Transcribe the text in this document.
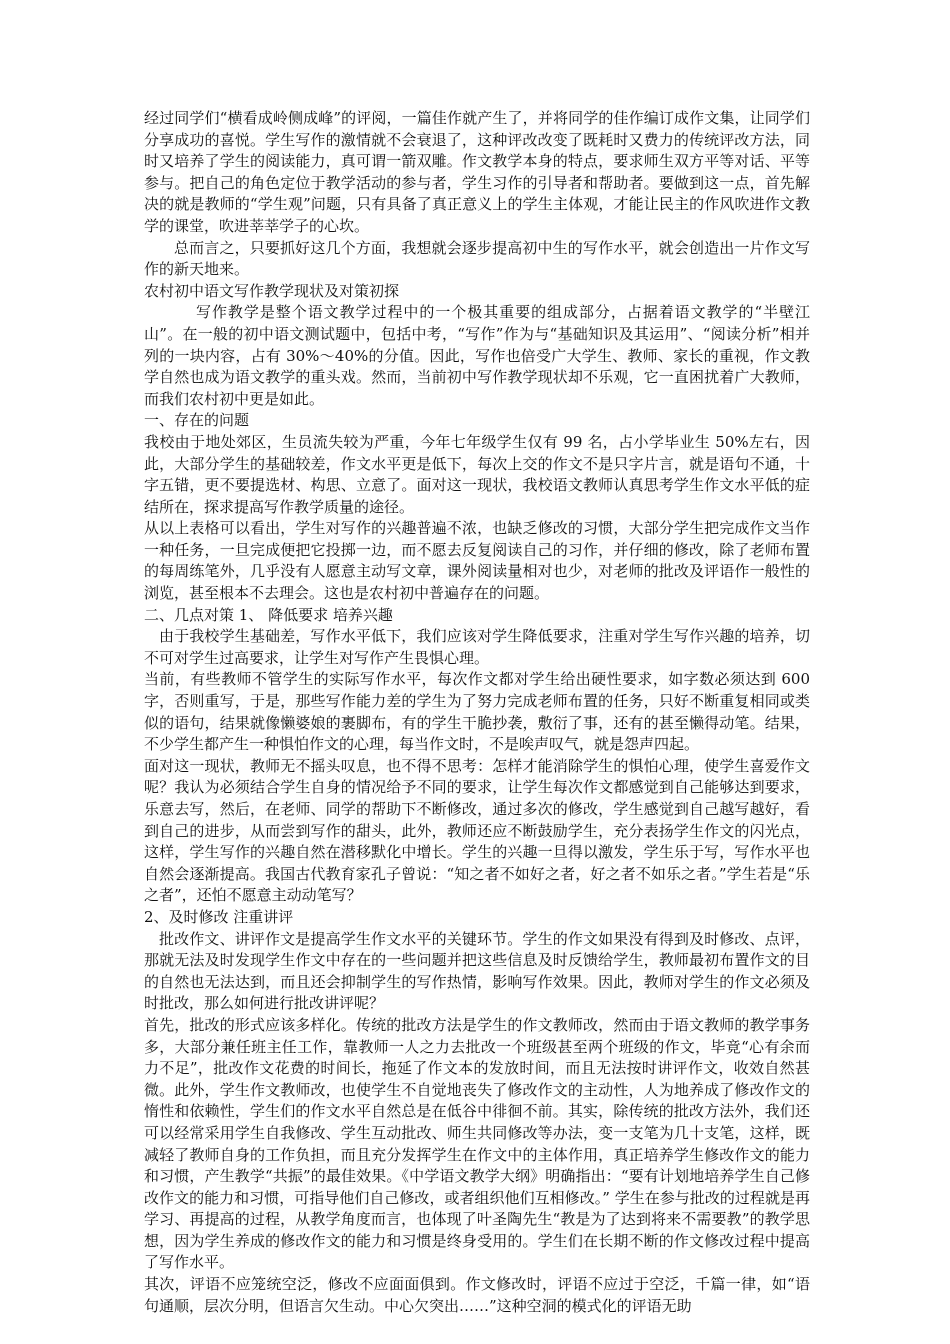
经过同学们“横看成岭侧成峰”的评阅，一篇佳作就产生了，并将同学的佳作编订成作文集，让同学们分享成功的喜悦。学生写作的激情就不会衰退了，这种评改改变了既耗时又费力的传统评改方法，同时又培养了学生的阅读能力，真可谓一箭双雕。作文教学本身的特点，要求师生双方平等对话、平等参与。把自己的角色定位于教学活动的参与者，学生习作的引导者和帮助者。要做到这一点，首先解决的就是教师的“学生观”问题，只有具备了真正意义上的学生主体观，才能让民主的作风吹进作文教学的课堂，吹进莘莘学子的心坎。

总而言之，只要抓好这几个方面，我想就会逐步提高初中生的写作水平，就会创造出一片作文写作的新天地来。

农村初中语文写作教学现状及对策初探

写作教学是整个语文教学过程中的一个极其重要的组成部分，占据着语文教学的“半壁江山”。在一般的初中语文测试题中，包括中考，“写作”作为与“基础知识及其运用”、“阅读分析”相并列的一块内容，占有 30%～40%的分值。因此，写作也倍受广大学生、教师、家长的重视，作文教学自然也成为语文教学的重头戏。然而，当前初中写作教学现状却不乐观，它一直困扰着广大教师，而我们农村初中更是如此。

一、存在的问题

我校由于地处郊区，生员流失较为严重，今年七年级学生仅有 99 名，占小学毕业生 50%左右，因此，大部分学生的基础较差，作文水平更是低下，每次上交的作文不是只字片言，就是语句不通，十字五错，更不要提选材、构思、立意了。面对这一现状，我校语文教师认真思考学生作文水平低的症结所在，探求提高写作教学质量的途径。

从以上表格可以看出，学生对写作的兴趣普遍不浓，也缺乏修改的习惯，大部分学生把完成作文当作一种任务，一旦完成便把它投掷一边，而不愿去反复阅读自己的习作，并仔细的修改，除了老师布置的每周练笔外，几乎没有人愿意主动写文章，课外阅读量相对也少，对老师的批改及评语作一般性的浏览，甚至根本不去理会。这也是农村初中普遍存在的问题。

二、几点对策 1、 降低要求 培养兴趣

由于我校学生基础差，写作水平低下，我们应该对学生降低要求，注重对学生写作兴趣的培养，切不可对学生过高要求，让学生对写作产生畏惧心理。

当前，有些教师不管学生的实际写作水平，每次作文都对学生给出硬性要求，如字数必须达到 600 字，否则重写，于是，那些写作能力差的学生为了努力完成老师布置的任务，只好不断重复相同或类似的语句，结果就像懒婆娘的裹脚布，有的学生干脆抄袭，敷衍了事，还有的甚至懒得动笔。结果，不少学生都产生一种惧怕作文的心理，每当作文时，不是唉声叹气，就是怨声四起。

面对这一现状，教师无不摇头叹息，也不得不思考：怎样才能消除学生的惧怕心理，使学生喜爱作文呢？我认为必须结合学生自身的情况给予不同的要求，让学生每次作文都感觉到自己能够达到要求，乐意去写，然后，在老师、同学的帮助下不断修改，通过多次的修改，学生感觉到自己越写越好，看到自己的进步，从而尝到写作的甜头，此外，教师还应不断鼓励学生，充分表扬学生作文的闪光点，这样，学生写作的兴趣自然在潜移默化中增长。学生的兴趣一旦得以激发，学生乐于写，写作水平也自然会逐渐提高。我国古代教育家孔子曾说：“知之者不如好之者，好之者不如乐之者。”学生若是“乐之者”，还怕不愿意主动动笔写？

2、及时修改 注重讲评

批改作文、讲评作文是提高学生作文水平的关键环节。学生的作文如果没有得到及时修改、点评，那就无法及时发现学生作文中存在的一些问题并把这些信息及时反馈给学生，教师最初布置作文的目的自然也无法达到，而且还会抑制学生的写作热情，影响写作效果。因此，教师对学生的作文必须及时批改，那么如何进行批改讲评呢？

首先，批改的形式应该多样化。传统的批改方法是学生的作文教师改，然而由于语文教师的教学事务多，大部分兼任班主任工作，靠教师一人之力去批改一个班级甚至两个班级的作文，毕竟“心有余而力不足”，批改作文花费的时间长，拖延了作文本的发放时间，而且无法按时讲评作文，收效自然甚微。此外，学生作文教师改，也使学生不自觉地丧失了修改作文的主动性，人为地养成了修改作文的惰性和依赖性，学生们的作文水平自然总是在低谷中徘徊不前。其实，除传统的批改方法外，我们还可以经常采用学生自我修改、学生互动批改、师生共同修改等办法，变一支笔为几十支笔，这样，既减轻了教师自身的工作负担，而且充分发挥学生在作文中的主体作用，真正培养学生修改作文的能力和习惯，产生教学“共振”的最佳效果。《中学语文教学大纲》明确指出：“要有计划地培养学生自己修改作文的能力和习惯，可指导他们自己修改，或者组织他们互相修改。” 学生在参与批改的过程就是再学习、再提高的过程，从教学角度而言，也体现了叶圣陶先生“教是为了达到将来不需要教”的教学思想，因为学生养成的修改作文的能力和习惯是终身受用的。学生们在长期不断的作文修改过程中提高了写作水平。

其次，评语不应笼统空泛，修改不应面面俱到。作文修改时，评语不应过于空泛，千篇一律，如“语句通顺，层次分明，但语言欠生动。中心欠突出……”这种空洞的模式化的评语无助
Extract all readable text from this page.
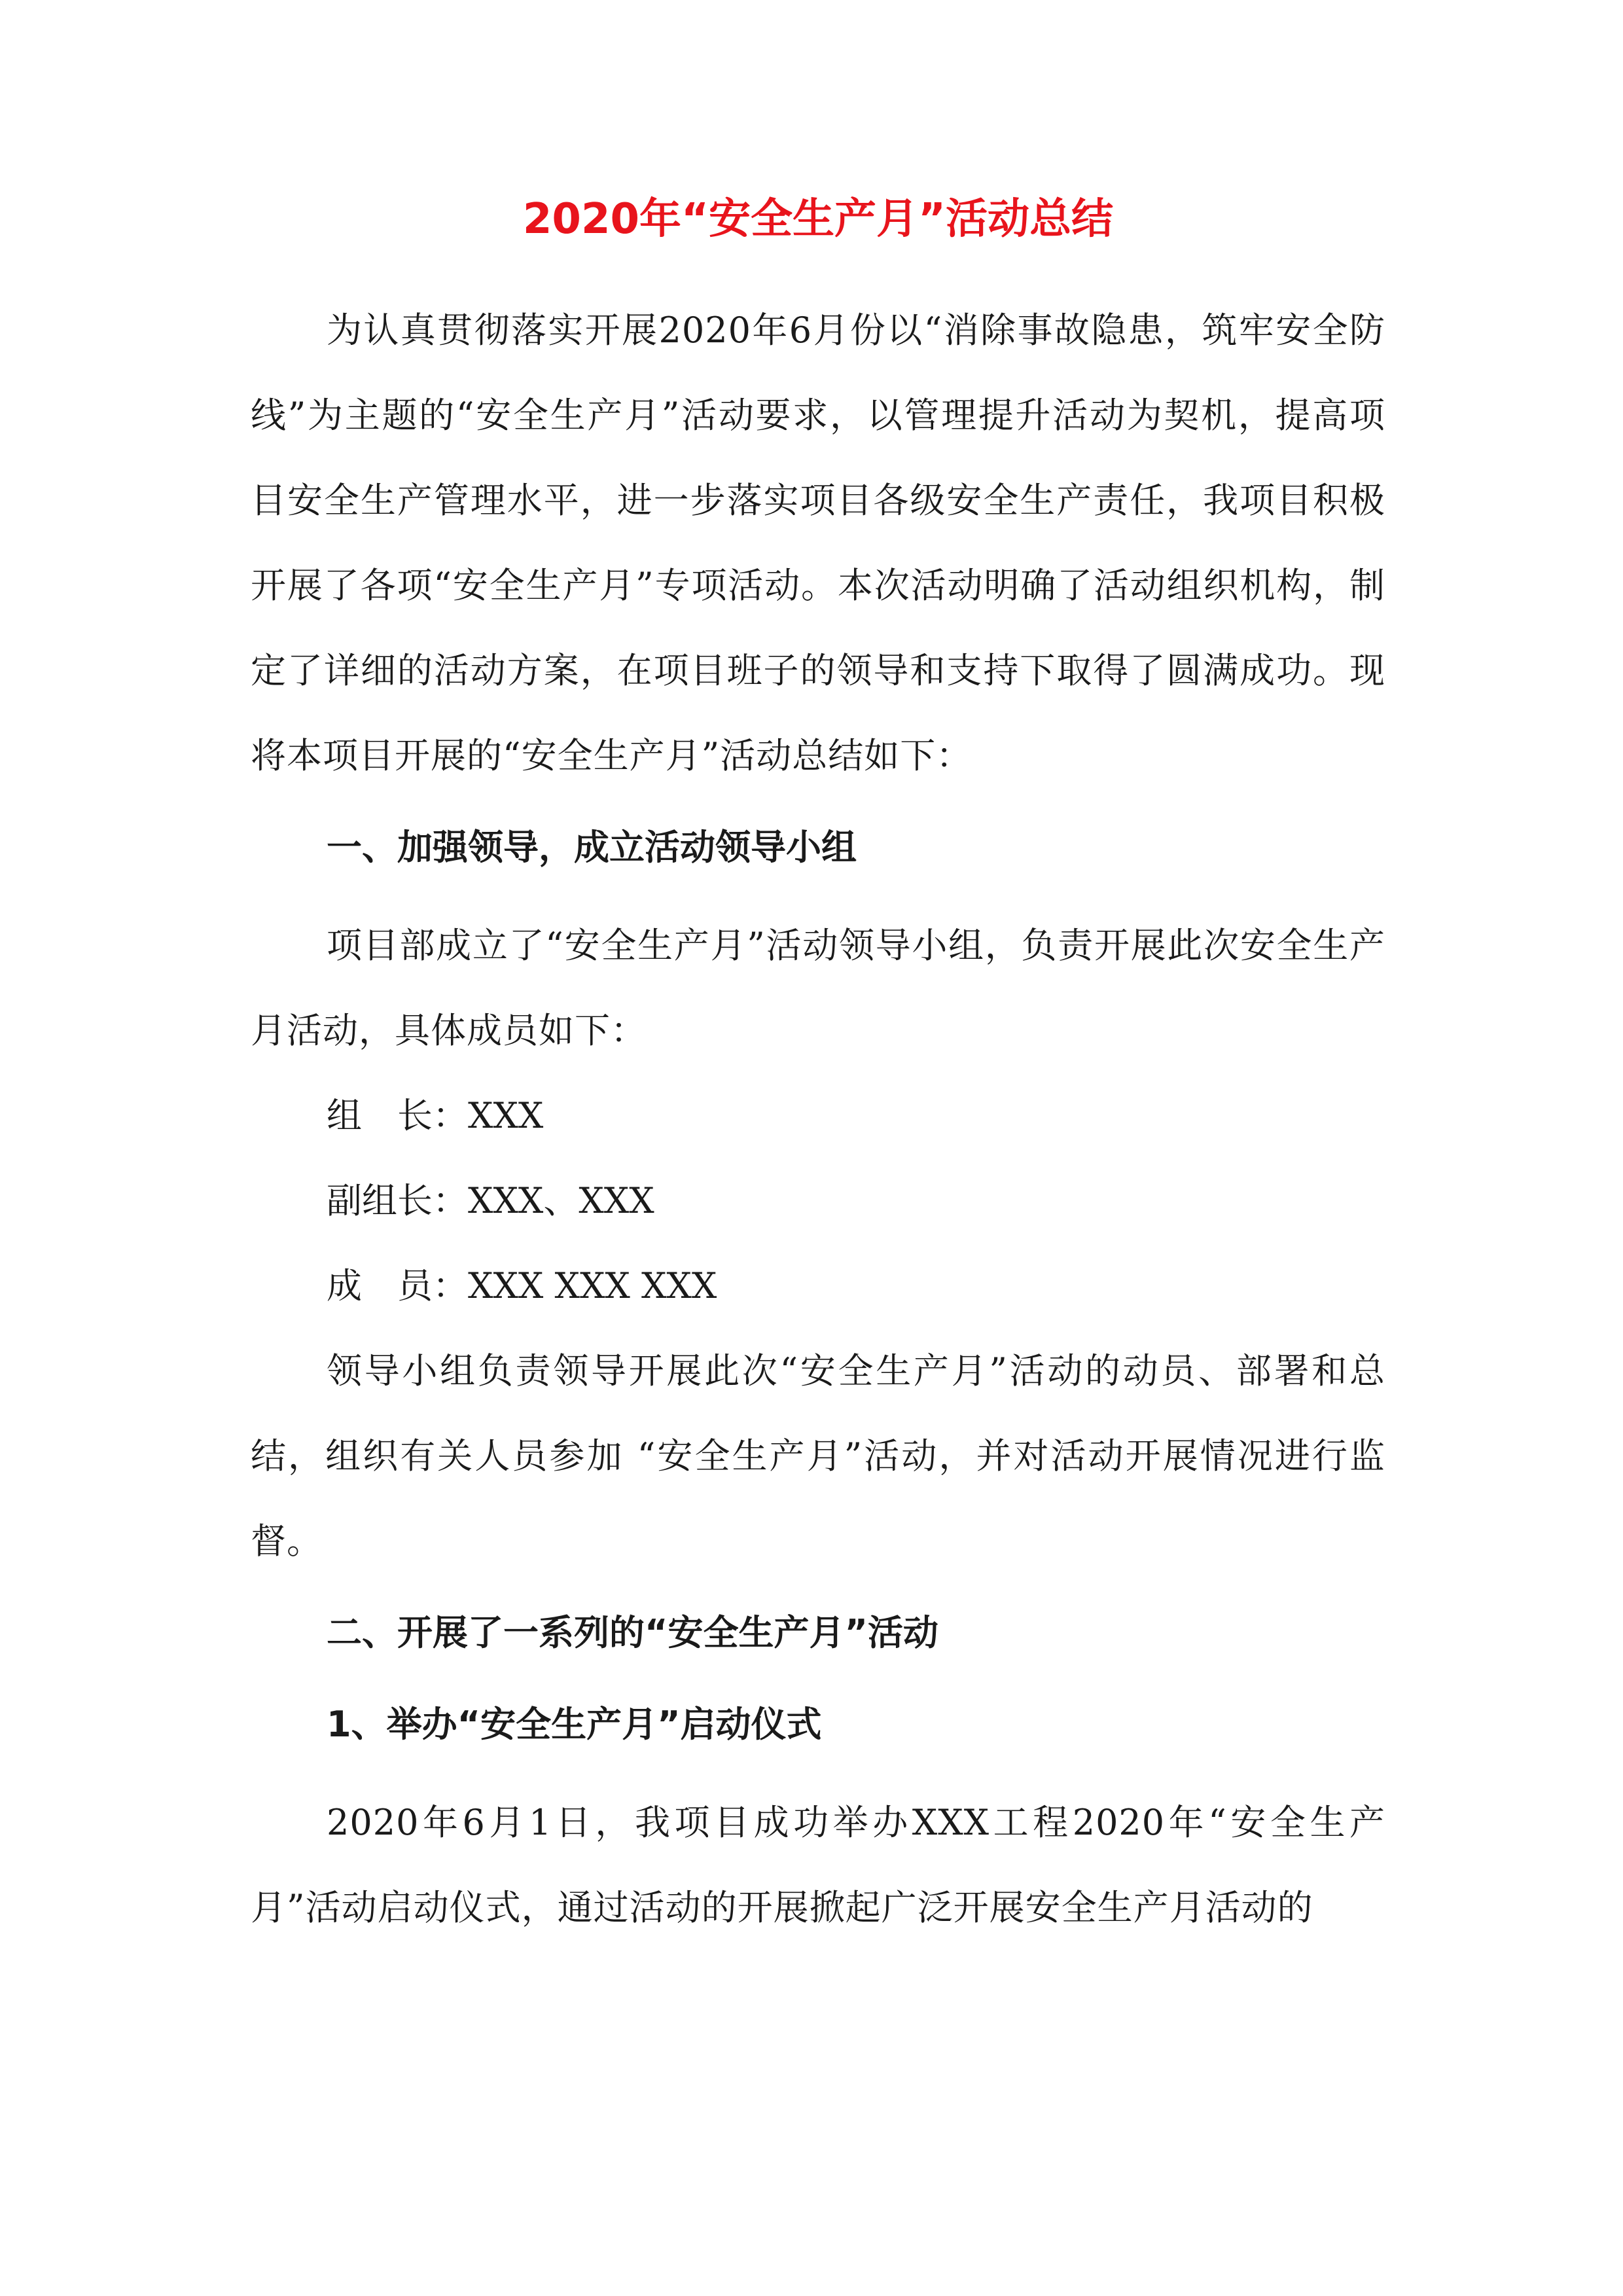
2020年“安全生产月”活动总结

为认真贯彻落实开展2020年6月份以“消除事故隐患，筑牢安全防线”为主题的“安全生产月”活动要求，以管理提升活动为契机，提高项目安全生产管理水平，进一步落实项目各级安全生产责任，我项目积极开展了各项“安全生产月”专项活动。本次活动明确了活动组织机构，制定了详细的活动方案，在项目班子的领导和支持下取得了圆满成功。现将本项目开展的“安全生产月”活动总结如下：

一、加强领导，成立活动领导小组

项目部成立了“安全生产月”活动领导小组，负责开展此次安全生产月活动，具体成员如下：

组　长：XXX

副组长：XXX、XXX

成　员：XXX XXX XXX

领导小组负责领导开展此次“安全生产月”活动的动员、部署和总结，组织有关人员参加 “安全生产月”活动，并对活动开展情况进行监督。

二、开展了一系列的“安全生产月”活动
1、举办“安全生产月”启动仪式

2020年6月1日，我项目成功举办XXX工程2020年“安全生产月”活动启动仪式，通过活动的开展掀起广泛开展安全生产月活动的
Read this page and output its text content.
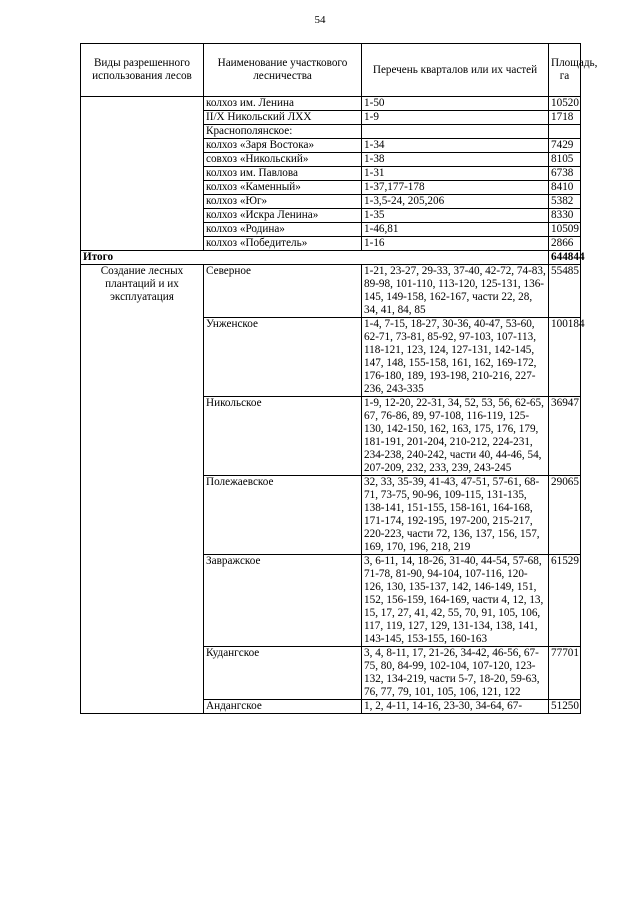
54
Виды разрешенного использования лесов	Наименование участкового лесничества	Перечень кварталов или их частей	Площадь, га
	колхоз им. Ленина	1-50	10520
	II/X Никольский ЛХХ	1-9	1718
	Краснополянское:		
	колхоз «Заря Востока»	1-34	7429
	совхоз «Никольский»	1-38	8105
	колхоз им. Павлова	1-31	6738
	колхоз «Каменный»	1-37,177-178	8410
	колхоз «Юг»	1-3,5-24, 205,206	5382
	колхоз «Искра Ленина»	1-35	8330
	колхоз «Родина»	1-46,81	10509
	колхоз «Победитель»	1-16	2866
Итого			644844
Создание лесных плантаций и их эксплуатация	Северное	1-21, 23-27, 29-33, 37-40, 42-72, 74-83, 89-98, 101-110, 113-120, 125-131, 136-145, 149-158, 162-167, части 22, 28, 34, 41, 84, 85	55485
	Унженское	1-4, 7-15, 18-27, 30-36, 40-47, 53-60, 62-71, 73-81, 85-92, 97-103, 107-113, 118-121, 123, 124, 127-131, 142-145, 147, 148, 155-158, 161, 162, 169-172, 176-180, 189, 193-198, 210-216, 227-236, 243-335	100184
	Никольское	1-9, 12-20, 22-31, 34, 52, 53, 56, 62-65, 67, 76-86, 89, 97-108, 116-119, 125-130, 142-150, 162, 163, 175, 176, 179, 181-191, 201-204, 210-212, 224-231, 234-238, 240-242, части 40, 44-46, 54, 207-209, 232, 233, 239, 243-245	36947
	Полежаевское	32, 33, 35-39, 41-43, 47-51, 57-61, 68-71, 73-75, 90-96, 109-115, 131-135, 138-141, 151-155, 158-161, 164-168, 171-174, 192-195, 197-200, 215-217, 220-223, части 72, 136, 137, 156, 157, 169, 170, 196, 218, 219	29065
	Завражское	3, 6-11, 14, 18-26, 31-40, 44-54, 57-68, 71-78, 81-90, 94-104, 107-116, 120-126, 130, 135-137, 142, 146-149, 151, 152, 156-159, 164-169, части 4, 12, 13, 15, 17, 27, 41, 42, 55, 70, 91, 105, 106, 117, 119, 127, 129, 131-134, 138, 141, 143-145, 153-155, 160-163	61529
	Кудангское	3, 4, 8-11, 17, 21-26, 34-42, 46-56, 67-75, 80, 84-99, 102-104, 107-120, 123-132, 134-219, части 5-7, 18-20, 59-63, 76, 77, 79, 101, 105, 106, 121, 122	77701
	Андангское	1, 2, 4-11, 14-16, 23-30, 34-64, 67-	51250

● ● ● ● ● ● ●

Exercise aim —
Gather every line from the entries above where the word "колхоз" appears, and copy them.

Written reply —
	колхоз им. Ленина	1-50	10520
	колхоз «Заря Востока»	1-34	7429
	колхоз им. Павлова	1-31	6738
	колхоз «Каменный»	1-37,177-178	8410
	колхоз «Юг»	1-3,5-24, 205,206	5382
	колхоз «Искра Ленина»	1-35	8330
	колхоз «Родина»	1-46,81	10509
	колхоз «Победитель»	1-16	2866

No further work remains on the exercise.